== TASK STATEMENT ==
Show only lines that include "name".
* Start PROVIDED ENTRIES *
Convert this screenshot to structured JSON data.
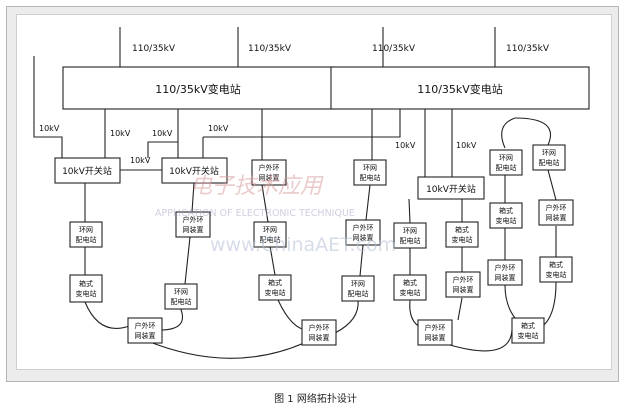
{
  "feeders": {
    "top_left_a": "110/35kV",
    "top_left_b": "110/35kV",
    "top_right_a": "110/35kV",
    "top_right_b": "110/35kV"
  },
  "substations": {
    "left": "110/35kV变电站",
    "right": "110/35kV变电站"
  },
  "line_labels": {
    "kv_left_1": "10kV",
    "kv_left_2": "10kV",
    "kv_left_3": "10kV",
    "kv_left_4": "10kV",
    "kv_mid": "10kV",
    "kv_right_1": "10kV",
    "kv_right_2": "10kV"
  },
  "switch_stations": {
    "s1": "10kV开关站",
    "s2": "10kV开关站",
    "s3": "10kV开关站"
  },
  "devices": {
    "ring_main": [
      "环网",
      "配电站"
    ],
    "box_sub": [
      "箱式",
      "变电站"
    ],
    "outdoor_ring": [
      "户外环",
      "网装置"
    ]
  },
  "watermark": {
    "logo": "电子技术应用",
    "subtitle": "APPLICATION OF ELECTRONIC TECHNIQUE",
    "url": "www.ChinaAET.com"
  },
  "caption": "图 1   网络拓扑设计"
}
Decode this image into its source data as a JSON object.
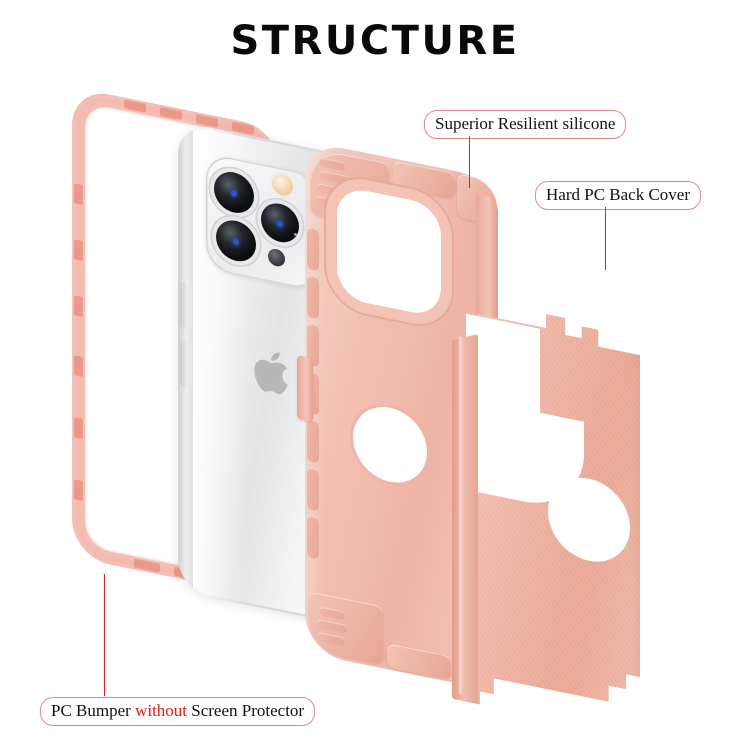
{
  "page": {
    "title": "STRUCTURE",
    "background_color": "#ffffff",
    "type": "exploded-view product structure infographic"
  },
  "theme": {
    "title_color": "#0a0a0a",
    "callout_border_color": "#e08a8a",
    "callout_text_color": "#111111",
    "highlight_color": "#e01b1b",
    "leader_line_color": "#d8232a",
    "silicone_color": "#f2bfb2",
    "pc_back_cover_color": "#eeae9e",
    "bumper_color": "#ec9687",
    "phone_color": "#f2f3f4"
  },
  "callouts": [
    {
      "id": "superior-resilient-silicone",
      "text": "Superior Resilient silicone",
      "points_to": "silicone-case"
    },
    {
      "id": "hard-pc-back-cover",
      "text": "Hard PC Back Cover",
      "points_to": "pc-back-cover"
    },
    {
      "id": "pc-bumper",
      "text_before": "PC Bumper ",
      "text_highlight": "without",
      "text_after": " Screen Protector",
      "points_to": "pc-bumper-frame"
    }
  ],
  "components": [
    {
      "id": "pc-bumper-frame",
      "name": "PC Bumper (no screen protector)",
      "material": "translucent polycarbonate",
      "color": "#ec9687"
    },
    {
      "id": "phone",
      "name": "Smartphone",
      "finish": "white / silver",
      "cameras": 3,
      "has_flash": true,
      "has_lidar": true
    },
    {
      "id": "silicone-case",
      "name": "Superior Resilient silicone shell",
      "material": "silicone",
      "color": "#f2bfb2"
    },
    {
      "id": "pc-back-cover",
      "name": "Hard PC Back Cover",
      "material": "polycarbonate",
      "color": "#eeae9e"
    }
  ]
}
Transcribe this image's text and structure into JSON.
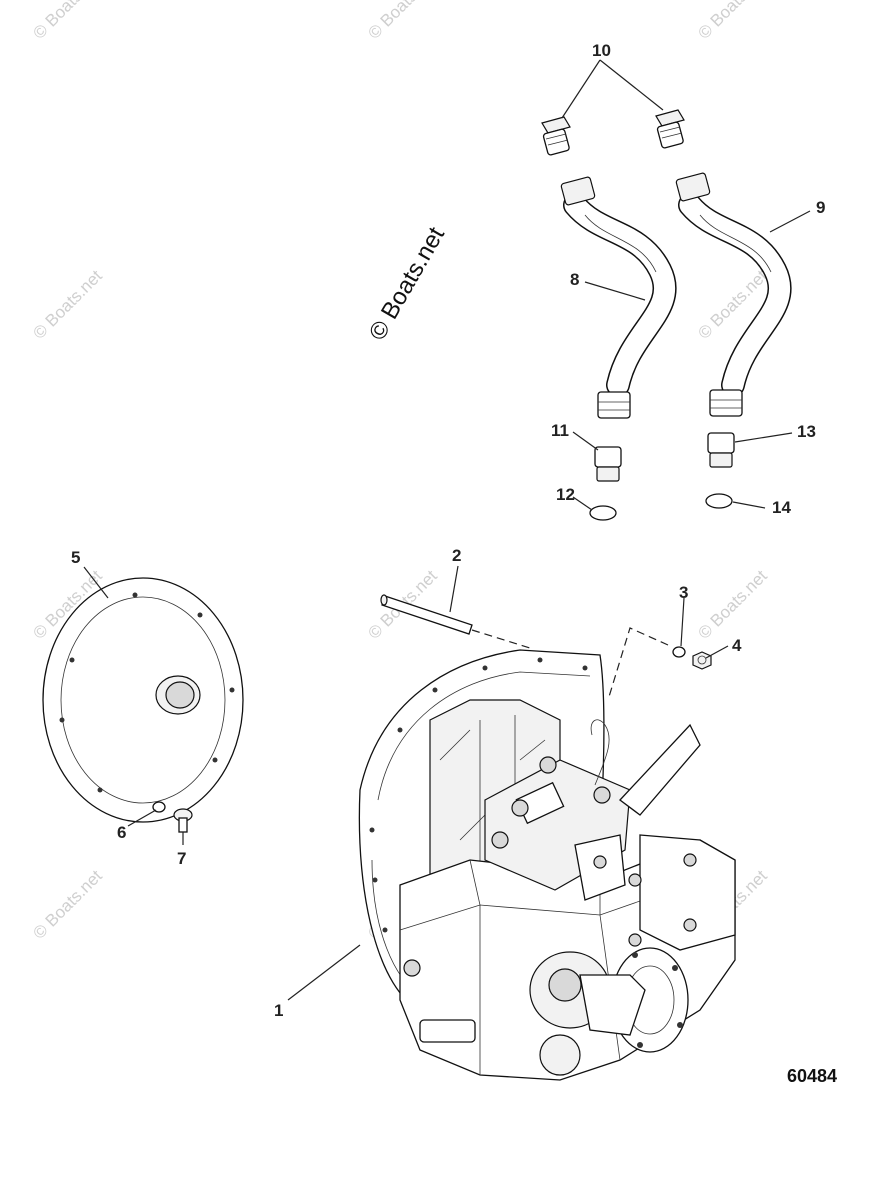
{
  "watermarks": {
    "main": "© Boats.net",
    "repeat": "© Boats.net"
  },
  "figure_id": "60484",
  "callouts": [
    "1",
    "2",
    "3",
    "4",
    "5",
    "6",
    "7",
    "8",
    "9",
    "10",
    "11",
    "12",
    "13",
    "14"
  ]
}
* End PROVIDED ENTRIES *
== RESPONSE TO THE TASK ==
      "name": "PC Bumper (no screen protector)",
      "name": "Smartphone",
      "name": "Superior Resilient silicone shell",
      "name": "Hard PC Back Cover",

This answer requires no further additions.